■ **The data**:
- - - - - - -
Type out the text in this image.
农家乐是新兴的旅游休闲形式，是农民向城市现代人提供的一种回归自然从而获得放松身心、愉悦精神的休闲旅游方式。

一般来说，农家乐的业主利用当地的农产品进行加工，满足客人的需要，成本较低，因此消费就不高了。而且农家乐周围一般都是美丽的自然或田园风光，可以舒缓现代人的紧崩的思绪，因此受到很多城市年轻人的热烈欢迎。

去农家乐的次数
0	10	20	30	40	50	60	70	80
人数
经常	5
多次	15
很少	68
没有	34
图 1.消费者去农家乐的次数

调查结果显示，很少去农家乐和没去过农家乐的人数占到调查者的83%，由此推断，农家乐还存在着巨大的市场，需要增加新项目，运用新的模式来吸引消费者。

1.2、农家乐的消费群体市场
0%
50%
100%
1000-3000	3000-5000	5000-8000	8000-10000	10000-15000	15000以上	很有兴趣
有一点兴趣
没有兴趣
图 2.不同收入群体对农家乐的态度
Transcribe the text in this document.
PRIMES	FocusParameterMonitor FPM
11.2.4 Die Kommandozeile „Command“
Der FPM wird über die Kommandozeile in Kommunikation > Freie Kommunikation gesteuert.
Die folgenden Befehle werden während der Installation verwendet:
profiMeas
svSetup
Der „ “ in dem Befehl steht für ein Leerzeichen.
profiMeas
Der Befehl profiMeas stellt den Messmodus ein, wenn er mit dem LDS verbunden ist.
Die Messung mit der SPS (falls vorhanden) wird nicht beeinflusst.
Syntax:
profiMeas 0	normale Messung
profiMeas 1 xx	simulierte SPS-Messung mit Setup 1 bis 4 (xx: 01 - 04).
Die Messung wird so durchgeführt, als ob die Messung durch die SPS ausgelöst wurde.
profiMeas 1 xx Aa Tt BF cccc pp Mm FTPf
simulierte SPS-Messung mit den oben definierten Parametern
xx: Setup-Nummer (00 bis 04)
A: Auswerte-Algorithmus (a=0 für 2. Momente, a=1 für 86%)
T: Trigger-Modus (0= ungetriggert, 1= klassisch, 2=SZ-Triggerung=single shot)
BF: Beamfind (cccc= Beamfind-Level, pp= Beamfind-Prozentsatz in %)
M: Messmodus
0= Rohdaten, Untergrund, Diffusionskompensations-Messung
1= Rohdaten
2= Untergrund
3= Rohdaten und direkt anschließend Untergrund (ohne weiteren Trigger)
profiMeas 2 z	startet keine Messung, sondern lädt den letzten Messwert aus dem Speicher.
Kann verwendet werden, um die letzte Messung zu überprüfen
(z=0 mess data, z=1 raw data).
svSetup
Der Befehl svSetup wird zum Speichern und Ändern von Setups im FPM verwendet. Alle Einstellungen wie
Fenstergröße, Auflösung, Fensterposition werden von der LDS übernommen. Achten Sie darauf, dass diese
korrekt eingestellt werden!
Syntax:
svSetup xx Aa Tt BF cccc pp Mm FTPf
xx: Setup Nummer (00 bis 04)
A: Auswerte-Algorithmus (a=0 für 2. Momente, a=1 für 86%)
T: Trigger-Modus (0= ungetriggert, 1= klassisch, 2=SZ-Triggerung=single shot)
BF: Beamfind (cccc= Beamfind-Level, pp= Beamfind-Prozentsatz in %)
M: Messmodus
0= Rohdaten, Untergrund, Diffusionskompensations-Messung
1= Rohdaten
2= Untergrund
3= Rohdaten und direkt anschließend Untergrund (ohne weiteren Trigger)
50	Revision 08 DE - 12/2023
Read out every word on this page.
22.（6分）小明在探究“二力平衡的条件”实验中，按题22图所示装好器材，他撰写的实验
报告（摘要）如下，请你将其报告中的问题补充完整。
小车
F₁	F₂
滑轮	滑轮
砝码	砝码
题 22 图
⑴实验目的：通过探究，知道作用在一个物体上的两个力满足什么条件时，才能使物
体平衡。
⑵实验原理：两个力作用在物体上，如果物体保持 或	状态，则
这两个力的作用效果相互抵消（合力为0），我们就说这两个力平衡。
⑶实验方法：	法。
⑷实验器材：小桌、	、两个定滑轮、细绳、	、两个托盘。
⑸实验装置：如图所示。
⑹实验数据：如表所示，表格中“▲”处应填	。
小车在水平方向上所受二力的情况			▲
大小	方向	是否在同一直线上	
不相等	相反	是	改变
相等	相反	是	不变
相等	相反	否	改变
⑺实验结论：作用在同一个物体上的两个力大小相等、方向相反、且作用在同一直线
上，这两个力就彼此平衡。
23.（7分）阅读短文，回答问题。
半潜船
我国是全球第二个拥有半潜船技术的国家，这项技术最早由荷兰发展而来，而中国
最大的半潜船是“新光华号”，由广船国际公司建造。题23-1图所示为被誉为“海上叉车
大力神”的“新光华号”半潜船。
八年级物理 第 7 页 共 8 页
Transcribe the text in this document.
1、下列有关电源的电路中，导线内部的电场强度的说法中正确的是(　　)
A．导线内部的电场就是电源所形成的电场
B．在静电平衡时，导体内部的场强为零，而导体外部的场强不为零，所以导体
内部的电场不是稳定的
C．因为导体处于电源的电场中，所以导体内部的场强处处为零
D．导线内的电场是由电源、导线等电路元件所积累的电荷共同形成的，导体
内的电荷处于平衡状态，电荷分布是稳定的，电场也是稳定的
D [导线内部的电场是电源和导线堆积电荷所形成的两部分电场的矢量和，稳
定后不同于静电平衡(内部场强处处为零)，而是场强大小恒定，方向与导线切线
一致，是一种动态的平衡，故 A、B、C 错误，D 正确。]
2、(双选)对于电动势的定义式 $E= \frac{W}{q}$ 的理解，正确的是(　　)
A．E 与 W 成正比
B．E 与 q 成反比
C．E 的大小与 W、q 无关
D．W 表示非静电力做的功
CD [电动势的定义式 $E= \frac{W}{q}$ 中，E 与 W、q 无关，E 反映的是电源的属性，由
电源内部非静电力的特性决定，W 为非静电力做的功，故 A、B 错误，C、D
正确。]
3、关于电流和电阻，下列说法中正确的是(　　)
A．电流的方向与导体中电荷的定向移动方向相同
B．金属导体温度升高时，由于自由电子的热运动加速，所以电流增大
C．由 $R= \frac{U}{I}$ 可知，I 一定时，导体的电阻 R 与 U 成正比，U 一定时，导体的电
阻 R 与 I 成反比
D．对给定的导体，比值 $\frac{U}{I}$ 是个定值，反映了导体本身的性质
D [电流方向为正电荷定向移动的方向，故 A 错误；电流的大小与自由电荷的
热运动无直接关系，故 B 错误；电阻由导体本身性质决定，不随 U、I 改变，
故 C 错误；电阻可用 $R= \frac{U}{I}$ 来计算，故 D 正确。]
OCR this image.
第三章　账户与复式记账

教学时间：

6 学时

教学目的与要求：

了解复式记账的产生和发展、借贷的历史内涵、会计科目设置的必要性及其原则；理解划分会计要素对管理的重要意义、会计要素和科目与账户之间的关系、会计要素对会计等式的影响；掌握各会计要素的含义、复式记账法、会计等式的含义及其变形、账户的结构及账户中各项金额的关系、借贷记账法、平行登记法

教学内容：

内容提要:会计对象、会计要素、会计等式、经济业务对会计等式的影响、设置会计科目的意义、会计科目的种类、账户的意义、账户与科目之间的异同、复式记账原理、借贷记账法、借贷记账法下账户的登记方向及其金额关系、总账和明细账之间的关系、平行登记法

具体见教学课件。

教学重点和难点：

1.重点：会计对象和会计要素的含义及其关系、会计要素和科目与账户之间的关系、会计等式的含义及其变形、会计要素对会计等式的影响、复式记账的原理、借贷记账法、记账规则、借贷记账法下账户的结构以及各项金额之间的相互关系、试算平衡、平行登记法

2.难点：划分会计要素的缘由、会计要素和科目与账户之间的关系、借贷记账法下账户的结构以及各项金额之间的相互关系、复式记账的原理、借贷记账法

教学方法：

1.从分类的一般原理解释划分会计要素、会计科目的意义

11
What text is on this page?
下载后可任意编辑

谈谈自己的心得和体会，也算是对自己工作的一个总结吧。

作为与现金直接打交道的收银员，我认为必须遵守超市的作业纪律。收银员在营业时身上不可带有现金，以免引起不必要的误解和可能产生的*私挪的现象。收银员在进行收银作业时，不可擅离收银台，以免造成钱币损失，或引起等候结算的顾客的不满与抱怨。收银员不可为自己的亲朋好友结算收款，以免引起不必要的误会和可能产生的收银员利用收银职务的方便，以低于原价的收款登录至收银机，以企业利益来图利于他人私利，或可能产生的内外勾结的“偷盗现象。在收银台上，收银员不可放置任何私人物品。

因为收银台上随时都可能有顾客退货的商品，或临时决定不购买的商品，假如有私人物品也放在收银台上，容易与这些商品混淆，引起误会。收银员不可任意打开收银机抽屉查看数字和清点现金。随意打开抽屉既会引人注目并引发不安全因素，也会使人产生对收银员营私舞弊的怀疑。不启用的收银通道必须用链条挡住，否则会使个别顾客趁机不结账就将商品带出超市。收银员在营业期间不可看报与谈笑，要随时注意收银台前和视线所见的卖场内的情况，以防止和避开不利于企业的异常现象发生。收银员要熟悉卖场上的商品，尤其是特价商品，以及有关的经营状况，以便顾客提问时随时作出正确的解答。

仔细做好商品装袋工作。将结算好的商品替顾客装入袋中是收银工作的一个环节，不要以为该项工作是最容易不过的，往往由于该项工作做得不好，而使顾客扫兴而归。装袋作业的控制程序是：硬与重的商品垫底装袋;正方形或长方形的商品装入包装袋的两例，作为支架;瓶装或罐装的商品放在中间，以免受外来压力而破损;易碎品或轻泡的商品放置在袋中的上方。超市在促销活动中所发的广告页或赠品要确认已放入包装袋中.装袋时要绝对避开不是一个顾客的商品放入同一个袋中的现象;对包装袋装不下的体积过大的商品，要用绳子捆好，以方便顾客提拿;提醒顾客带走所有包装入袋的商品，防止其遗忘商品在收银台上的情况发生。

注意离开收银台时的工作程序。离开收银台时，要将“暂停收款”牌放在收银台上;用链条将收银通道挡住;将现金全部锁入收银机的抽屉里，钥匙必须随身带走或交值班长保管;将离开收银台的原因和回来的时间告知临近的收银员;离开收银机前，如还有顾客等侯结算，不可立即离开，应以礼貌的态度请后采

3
- - - - - - -
■ **Task brief**: Everything from the line containing "What text is on this page?" through the final line of the listing, inclusive, must be reproduced exactly; leave out the rest.

■ **Answer for the task**:
What text is on this page?
下载后可任意编辑

谈谈自己的心得和体会，也算是对自己工作的一个总结吧。

作为与现金直接打交道的收银员，我认为必须遵守超市的作业纪律。收银员在营业时身上不可带有现金，以免引起不必要的误解和可能产生的*私挪的现象。收银员在进行收银作业时，不可擅离收银台，以免造成钱币损失，或引起等候结算的顾客的不满与抱怨。收银员不可为自己的亲朋好友结算收款，以免引起不必要的误会和可能产生的收银员利用收银职务的方便，以低于原价的收款登录至收银机，以企业利益来图利于他人私利，或可能产生的内外勾结的“偷盗现象。在收银台上，收银员不可放置任何私人物品。

因为收银台上随时都可能有顾客退货的商品，或临时决定不购买的商品，假如有私人物品也放在收银台上，容易与这些商品混淆，引起误会。收银员不可任意打开收银机抽屉查看数字和清点现金。随意打开抽屉既会引人注目并引发不安全因素，也会使人产生对收银员营私舞弊的怀疑。不启用的收银通道必须用链条挡住，否则会使个别顾客趁机不结账就将商品带出超市。收银员在营业期间不可看报与谈笑，要随时注意收银台前和视线所见的卖场内的情况，以防止和避开不利于企业的异常现象发生。收银员要熟悉卖场上的商品，尤其是特价商品，以及有关的经营状况，以便顾客提问时随时作出正确的解答。

仔细做好商品装袋工作。将结算好的商品替顾客装入袋中是收银工作的一个环节，不要以为该项工作是最容易不过的，往往由于该项工作做得不好，而使顾客扫兴而归。装袋作业的控制程序是：硬与重的商品垫底装袋;正方形或长方形的商品装入包装袋的两例，作为支架;瓶装或罐装的商品放在中间，以免受外来压力而破损;易碎品或轻泡的商品放置在袋中的上方。超市在促销活动中所发的广告页或赠品要确认已放入包装袋中.装袋时要绝对避开不是一个顾客的商品放入同一个袋中的现象;对包装袋装不下的体积过大的商品，要用绳子捆好，以方便顾客提拿;提醒顾客带走所有包装入袋的商品，防止其遗忘商品在收银台上的情况发生。

注意离开收银台时的工作程序。离开收银台时，要将“暂停收款”牌放在收银台上;用链条将收银通道挡住;将现金全部锁入收银机的抽屉里，钥匙必须随身带走或交值班长保管;将离开收银台的原因和回来的时间告知临近的收银员;离开收银机前，如还有顾客等侯结算，不可立即离开，应以礼貌的态度请后采

3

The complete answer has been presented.